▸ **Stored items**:
★ ★ ★ ★ ★ ★ ★

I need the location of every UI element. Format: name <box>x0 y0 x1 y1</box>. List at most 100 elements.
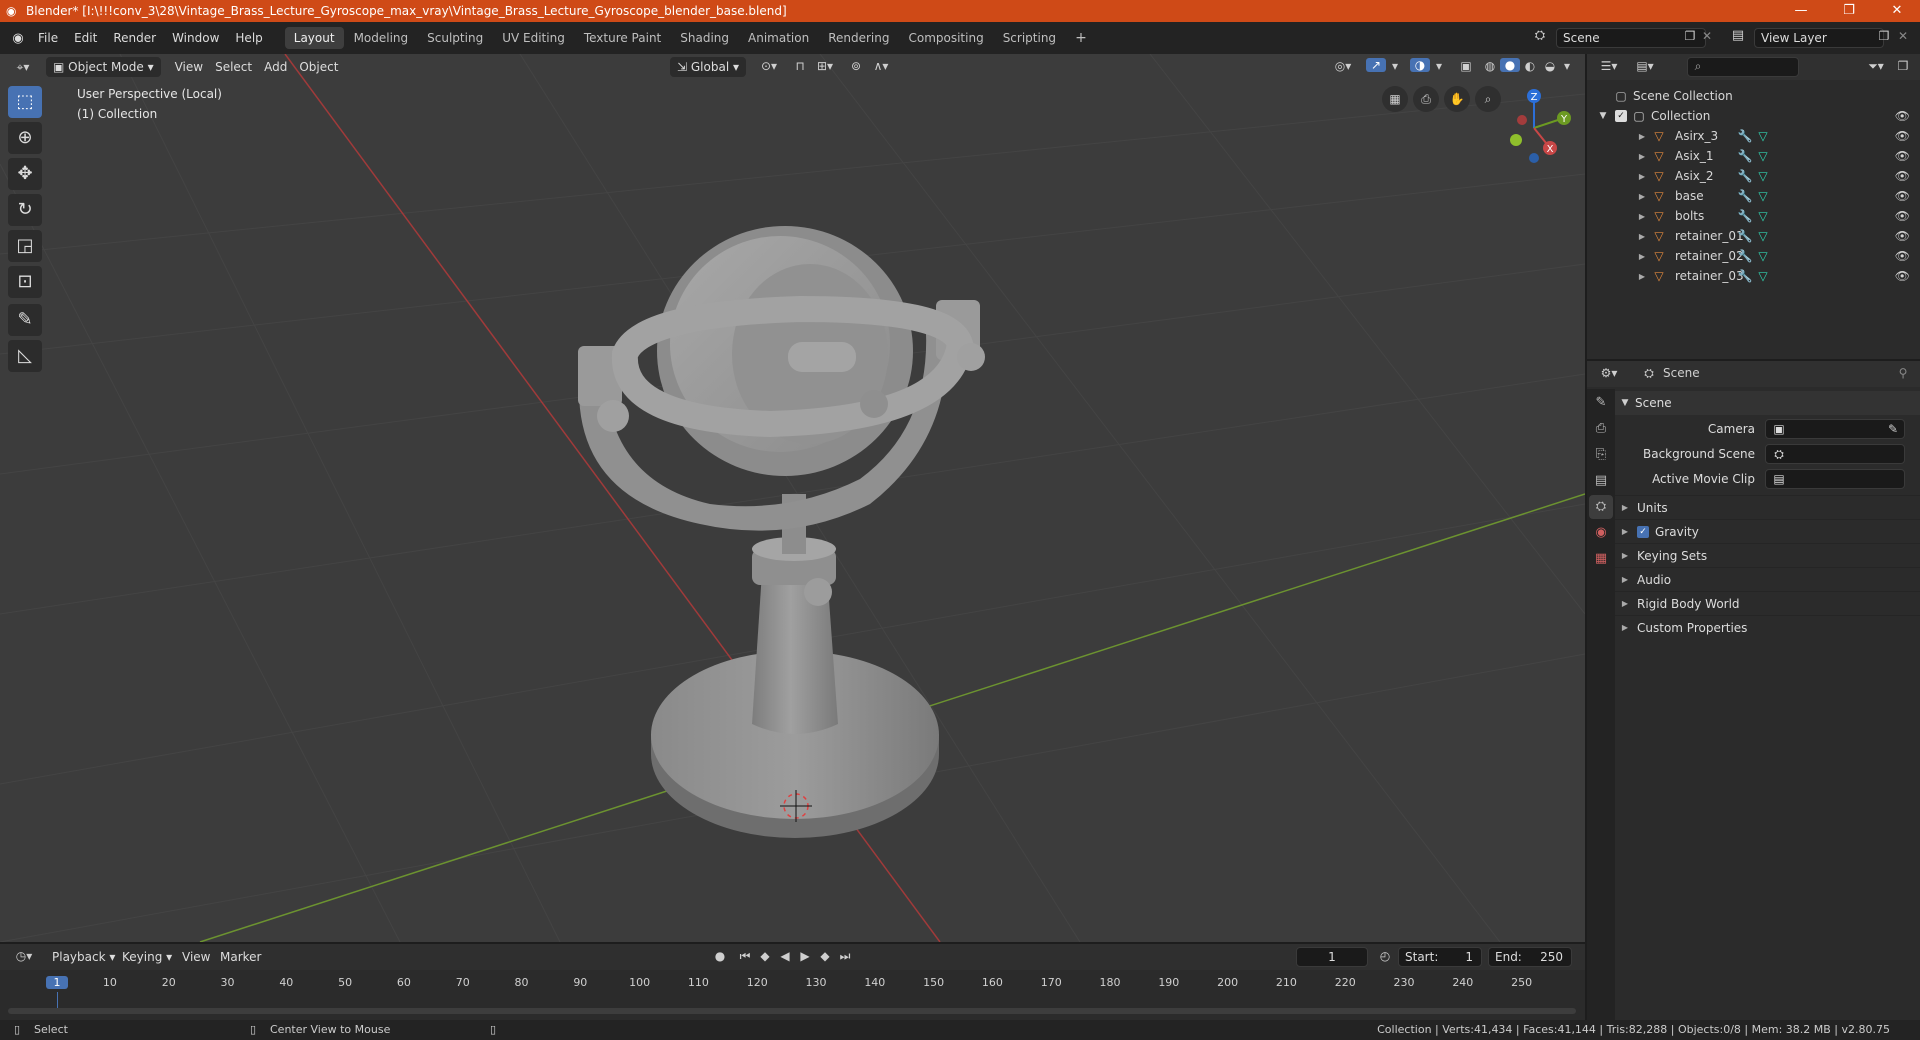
tab-texture-paint[interactable]: Texture Paint <box>575 27 670 49</box>
visibility-eye-icon[interactable]: 👁 <box>1895 229 1910 243</box>
jump-start-icon[interactable]: ⏮ <box>736 949 754 964</box>
snap-icon[interactable]: ⊓ <box>790 59 810 73</box>
outliner-object-row[interactable]: ▶ ▽ Asix_1 🔧 ▽ 👁 <box>1587 146 1920 166</box>
timeline-scrollbar[interactable] <box>8 1008 1576 1014</box>
visibility-eye-icon[interactable]: 👁 <box>1895 209 1910 223</box>
visibility-eye-icon[interactable]: 👁 <box>1895 169 1910 183</box>
menu-select[interactable]: Select <box>209 57 258 77</box>
gizmo-dropdown-icon[interactable]: ▾ <box>1388 59 1402 73</box>
property-field[interactable]: ⛭ <box>1765 444 1905 464</box>
menu-file[interactable]: File <box>30 26 66 50</box>
mesh-data-icon[interactable]: ▽ <box>1755 149 1771 163</box>
scene-tab-icon[interactable]: ⛭ <box>1589 495 1613 519</box>
camera-view-icon[interactable]: ⎙ <box>1413 86 1439 112</box>
grid-view-icon[interactable]: ▦ <box>1382 86 1408 112</box>
pan-hand-icon[interactable]: ✋ <box>1444 86 1470 112</box>
expand-arrow-icon[interactable]: ▶ <box>1637 212 1647 221</box>
frame-ruler[interactable]: 1 10 20 30 40 50 60 70 80 90 100 110 120 130 140 150 160… <box>0 972 1585 994</box>
modifier-wrench-icon[interactable]: 🔧 <box>1737 209 1753 223</box>
navigation-gizmo[interactable]: Z Y X <box>1494 84 1574 164</box>
falloff-icon[interactable]: ∧▾ <box>868 59 894 73</box>
record-icon[interactable]: ● <box>710 949 730 963</box>
viewport-scene[interactable] <box>0 54 1585 942</box>
visibility-eye-icon[interactable]: 👁 <box>1895 269 1910 283</box>
modifier-wrench-icon[interactable]: 🔧 <box>1737 189 1753 203</box>
mode-selector[interactable]: ▣ Object Mode ▾ <box>46 57 161 77</box>
minimize-button[interactable]: — <box>1778 0 1824 22</box>
panel-section-header[interactable]: ▶ Rigid Body World <box>1615 591 1920 615</box>
menu-edit[interactable]: Edit <box>66 26 105 50</box>
panel-section-header[interactable]: ▶ Keying Sets <box>1615 543 1920 567</box>
xray-icon[interactable]: ▣ <box>1456 59 1476 73</box>
collection-row[interactable]: ▼ ✓ ▢ Collection 👁 <box>1587 106 1920 126</box>
view-layer-field[interactable]: View Layer <box>1754 28 1884 48</box>
menu-playback[interactable]: Playback ▾ <box>46 947 121 967</box>
expand-arrow-icon[interactable]: ▶ <box>1637 132 1647 141</box>
property-field[interactable]: ▣ ✎ <box>1765 419 1905 439</box>
menu-view[interactable]: View <box>169 57 209 77</box>
menu-window[interactable]: Window <box>164 26 227 50</box>
panel-section-header[interactable]: ▶ Units <box>1615 495 1920 519</box>
tab-sculpting[interactable]: Sculpting <box>418 27 492 49</box>
play-icon[interactable]: ▶ <box>796 949 814 963</box>
display-mode-icon[interactable]: ▤▾ <box>1631 59 1659 73</box>
visibility-eye-icon[interactable]: 👁 <box>1895 149 1910 163</box>
expand-arrow-icon[interactable]: ▶ <box>1637 252 1647 261</box>
new-view-layer-icon[interactable]: ❐ <box>1876 29 1892 43</box>
mesh-data-icon[interactable]: ▽ <box>1755 169 1771 183</box>
texture-tab-icon[interactable]: ▦ <box>1589 547 1613 571</box>
prev-keyframe-icon[interactable]: ◆ <box>756 949 774 963</box>
transform-tool[interactable]: ⊡ <box>8 266 42 298</box>
menu-add[interactable]: Add <box>258 57 293 77</box>
menu-marker[interactable]: Marker <box>214 947 267 967</box>
gizmo-toggle-icon[interactable]: ↗ <box>1366 58 1386 72</box>
expand-arrow-icon[interactable]: ▶ <box>1637 192 1647 201</box>
end-frame-field[interactable]: End: 250 <box>1488 947 1572 967</box>
pin-icon[interactable]: ⚲ <box>1895 366 1911 380</box>
modifier-wrench-icon[interactable]: 🔧 <box>1737 269 1753 283</box>
outliner-object-row[interactable]: ▶ ▽ base 🔧 ▽ 👁 <box>1587 186 1920 206</box>
mesh-data-icon[interactable]: ▽ <box>1755 269 1771 283</box>
rotate-tool[interactable]: ↻ <box>8 194 42 226</box>
visibility-eye-icon[interactable]: 👁 <box>1895 189 1910 203</box>
proportional-edit-icon[interactable]: ⊚ <box>846 59 866 73</box>
eyedropper-icon[interactable]: ✎ <box>1886 420 1900 438</box>
outliner-object-row[interactable]: ▶ ▽ retainer_02 🔧 ▽ 👁 <box>1587 246 1920 266</box>
modifier-wrench-icon[interactable]: 🔧 <box>1737 129 1753 143</box>
mesh-data-icon[interactable]: ▽ <box>1755 249 1771 263</box>
maximize-button[interactable]: ❐ <box>1826 0 1872 22</box>
menu-render[interactable]: Render <box>105 26 164 50</box>
scene-selector-icon[interactable]: ⛭ <box>1526 28 1554 43</box>
pivot-point-icon[interactable]: ⊙▾ <box>756 59 782 73</box>
outliner-object-row[interactable]: ▶ ▽ bolts 🔧 ▽ 👁 <box>1587 206 1920 226</box>
new-scene-icon[interactable]: ❐ <box>1682 29 1698 43</box>
panel-section-header[interactable]: ▶ Custom Properties <box>1615 615 1920 639</box>
mesh-data-icon[interactable]: ▽ <box>1755 229 1771 243</box>
stopwatch-icon[interactable]: ◴ <box>1376 949 1394 963</box>
modifier-wrench-icon[interactable]: 🔧 <box>1737 229 1753 243</box>
modifier-wrench-icon[interactable]: 🔧 <box>1737 149 1753 163</box>
gyroscope-model[interactable] <box>578 226 985 838</box>
visibility-eye-icon[interactable]: 👁 <box>1895 249 1910 263</box>
outliner-object-row[interactable]: ▶ ▽ Asirx_3 🔧 ▽ 👁 <box>1587 126 1920 146</box>
wireframe-shading-icon[interactable]: ◍ <box>1480 59 1500 73</box>
play-reverse-icon[interactable]: ◀ <box>776 949 794 963</box>
tab-uv-editing[interactable]: UV Editing <box>493 27 574 49</box>
tab-layout[interactable]: Layout <box>284 27 344 49</box>
view-layer-tab-icon[interactable]: ▤ <box>1589 469 1613 493</box>
delete-scene-icon[interactable]: ✕ <box>1700 29 1714 43</box>
mesh-data-icon[interactable]: ▽ <box>1755 129 1771 143</box>
panel-section-header[interactable]: ▶ ✓ Gravity <box>1615 519 1920 543</box>
scene-panel-header[interactable]: ▼ Scene <box>1615 391 1920 415</box>
visibility-icon[interactable]: ◎▾ <box>1330 59 1356 73</box>
material-shading-icon[interactable]: ◐ <box>1520 59 1540 73</box>
blender-menu-icon[interactable]: ◉ <box>6 31 30 46</box>
start-frame-field[interactable]: Start: 1 <box>1398 947 1482 967</box>
timeline-editor-icon[interactable]: ◷▾ <box>10 949 38 963</box>
outliner-editor-icon[interactable]: ☰▾ <box>1595 59 1623 73</box>
menu-help[interactable]: Help <box>227 26 270 50</box>
expand-arrow-icon[interactable]: ▶ <box>1637 232 1647 241</box>
section-checkbox[interactable]: ✓ <box>1637 525 1649 538</box>
tab-compositing[interactable]: Compositing <box>899 27 992 49</box>
tab-modeling[interactable]: Modeling <box>345 27 418 49</box>
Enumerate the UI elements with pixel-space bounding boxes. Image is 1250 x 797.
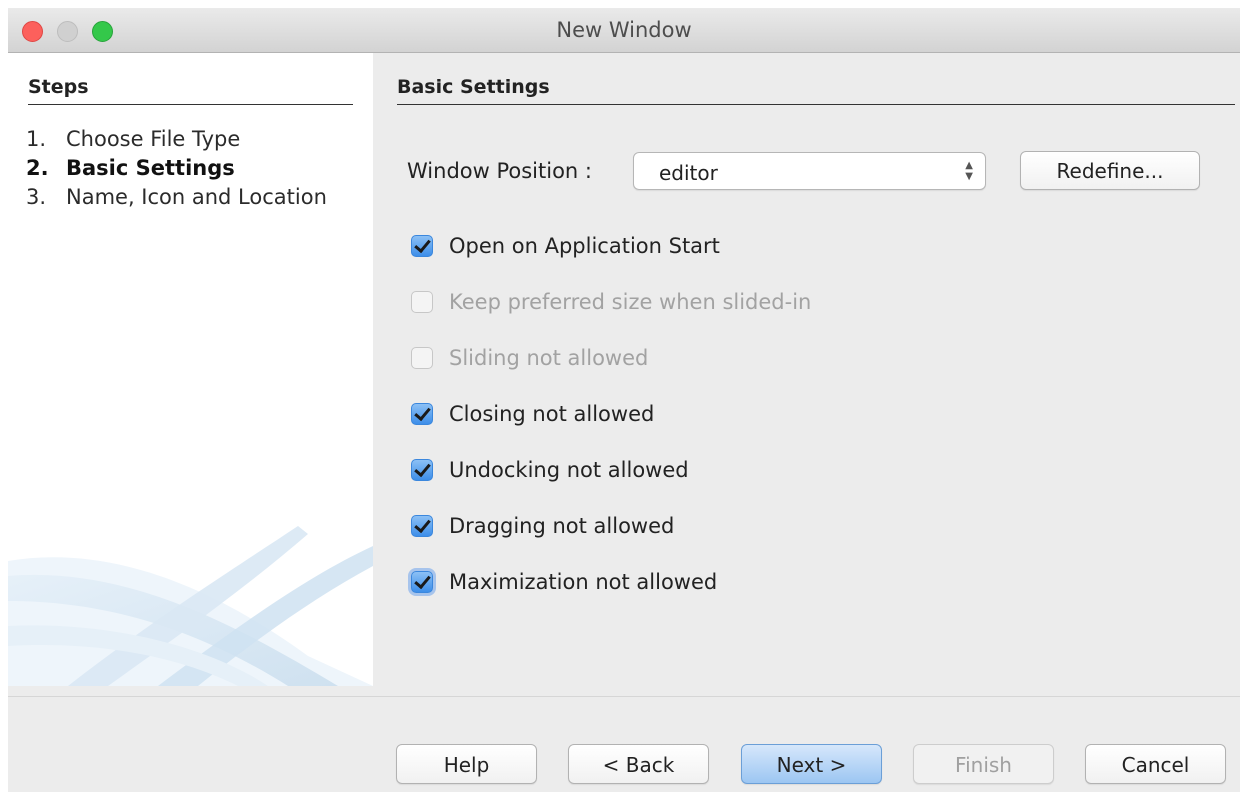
footer-divider <box>8 696 1240 697</box>
step-item: 3. Name, Icon and Location <box>26 183 356 212</box>
steps-list: 1. Choose File Type 2. Basic Settings 3.… <box>26 125 356 212</box>
step-label: Name, Icon and Location <box>66 185 327 209</box>
closing-not-allowed-checkbox[interactable] <box>411 403 433 425</box>
option-label: Undocking not allowed <box>449 458 689 482</box>
steps-sidebar: Steps 1. Choose File Type 2. Basic Setti… <box>8 53 373 686</box>
window-position-select[interactable]: editor ▲ ▼ <box>633 152 986 190</box>
option-label: Maximization not allowed <box>449 570 718 594</box>
help-button[interactable]: Help <box>396 744 537 784</box>
cancel-button[interactable]: Cancel <box>1085 744 1226 784</box>
undocking-not-allowed-checkbox[interactable] <box>411 459 433 481</box>
maximization-not-allowed-checkbox[interactable] <box>411 571 433 593</box>
step-number: 2. <box>26 156 49 180</box>
step-label: Basic Settings <box>66 156 235 180</box>
option-label: Sliding not allowed <box>449 346 649 370</box>
maximization-not-allowed-option[interactable]: Maximization not allowed <box>411 554 811 610</box>
step-item-current: 2. Basic Settings <box>26 154 356 183</box>
step-number: 3. <box>26 185 47 209</box>
options-checklist: Open on Application Start Keep preferred… <box>411 218 811 610</box>
back-button[interactable]: < Back <box>568 744 709 784</box>
option-label: Open on Application Start <box>449 234 720 258</box>
new-window-dialog: New Window Steps 1. Choose File Type 2. … <box>8 8 1240 792</box>
title-bar: New Window <box>8 8 1240 53</box>
step-label: Choose File Type <box>66 127 241 151</box>
keep-preferred-size-checkbox <box>411 291 433 313</box>
window-position-label: Window Position : <box>407 159 592 183</box>
finish-button: Finish <box>913 744 1054 784</box>
wizard-swoosh-graphic <box>8 526 373 686</box>
dragging-not-allowed-option[interactable]: Dragging not allowed <box>411 498 811 554</box>
dragging-not-allowed-checkbox[interactable] <box>411 515 433 537</box>
option-label: Keep preferred size when slided-in <box>449 290 812 314</box>
steps-heading: Steps <box>28 76 353 105</box>
sliding-not-allowed-checkbox <box>411 347 433 369</box>
closing-not-allowed-option[interactable]: Closing not allowed <box>411 386 811 442</box>
sliding-not-allowed-option: Sliding not allowed <box>411 330 811 386</box>
undocking-not-allowed-option[interactable]: Undocking not allowed <box>411 442 811 498</box>
basic-settings-panel: Basic Settings Window Position : editor … <box>373 53 1240 686</box>
step-item: 1. Choose File Type <box>26 125 356 154</box>
option-label: Closing not allowed <box>449 402 655 426</box>
chevron-updown-icon: ▲ ▼ <box>965 160 973 182</box>
open-on-start-option[interactable]: Open on Application Start <box>411 218 811 274</box>
next-button[interactable]: Next > <box>741 744 882 784</box>
keep-preferred-size-option: Keep preferred size when slided-in <box>411 274 811 330</box>
window-title: New Window <box>556 18 692 42</box>
open-on-start-checkbox[interactable] <box>411 235 433 257</box>
section-heading: Basic Settings <box>397 76 1235 105</box>
redefine-button[interactable]: Redefine... <box>1020 151 1200 190</box>
option-label: Dragging not allowed <box>449 514 675 538</box>
window-position-value: editor <box>659 161 718 185</box>
step-number: 1. <box>26 127 47 151</box>
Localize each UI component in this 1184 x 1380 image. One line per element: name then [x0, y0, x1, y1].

★ ★ ★ ★ ★ ★ ★

▸ **What this task involves**:
Format the lines as a Markdown table with the columns Row and Line, starting at the line containing "tab-texture-paint[interactable]: Texture Paint" and stopping after the line containing "mode-selector[interactable]: ▣ Object". Skip any blank lines.

▸ **Output below**:
| Row | Line |
|---|---|
| 1 | tab-texture-paint[interactable]: Texture Paint <box>575 27 670 49</box> |
| 2 | visibility-eye-icon[interactable]: 👁 <box>1895 229 1910 243</box> |
| 3 | jump-start-icon[interactable]: ⏮ <box>736 949 754 964</box> |
| 4 | snap-icon[interactable]: ⊓ <box>790 59 810 73</box> |
| 5 | outliner-object-row[interactable]: ▶ ▽ Asix_1 🔧 ▽ 👁 <box>1587 146 1920 166</box> |
| 6 | timeline-scrollbar[interactable] <box>8 1008 1576 1014</box> |
| 7 | visibility-eye-icon[interactable]: 👁 <box>1895 209 1910 223</box> |
| 8 | visibility-eye-icon[interactable]: 👁 <box>1895 169 1910 183</box> |
| 9 | menu-select[interactable]: Select <box>209 57 258 77</box> |
| 10 | gizmo-dropdown-icon[interactable]: ▾ <box>1388 59 1402 73</box> |
| 11 | property-field[interactable]: ⛭ <box>1765 444 1905 464</box> |
| 12 | menu-file[interactable]: File <box>30 26 66 50</box> |
| 13 | mesh-data-icon[interactable]: ▽ <box>1755 149 1771 163</box> |
| 14 | scene-tab-icon[interactable]: ⛭ <box>1589 495 1613 519</box> |
| 15 | camera-view-icon[interactable]: ⎙ <box>1413 86 1439 112</box> |
| 16 | grid-view-icon[interactable]: ▦ <box>1382 86 1408 112</box> |
| 17 | pan-hand-icon[interactable]: ✋ <box>1444 86 1470 112</box> |
| 18 | expand-arrow-icon[interactable]: ▶ <box>1637 212 1647 221</box> |
| 19 | frame-ruler[interactable]: 1 10 20 30 40 50 60 70 80 90 100 110 120 130 140 150 160… <box>0 972 1585 994</box> |
| 20 | modifier-wrench-icon[interactable]: 🔧 <box>1737 209 1753 223</box> |
| 21 | navigation-gizmo[interactable]: Z Y X <box>1494 84 1574 164</box> |
| 22 | falloff-icon[interactable]: ∧▾ <box>868 59 894 73</box> |
| 23 | record-icon[interactable]: ● <box>710 949 730 963</box> |
| 24 | viewport-scene[interactable] <box>0 54 1585 942</box> |
| 25 | visibility-eye-icon[interactable]: 👁 <box>1895 269 1910 283</box> |
| 26 | modifier-wrench-icon[interactable]: 🔧 <box>1737 189 1753 203</box> |
| 27 | mode-selector[interactable]: ▣ Object Mode ▾ <box>46 57 161 77</box> |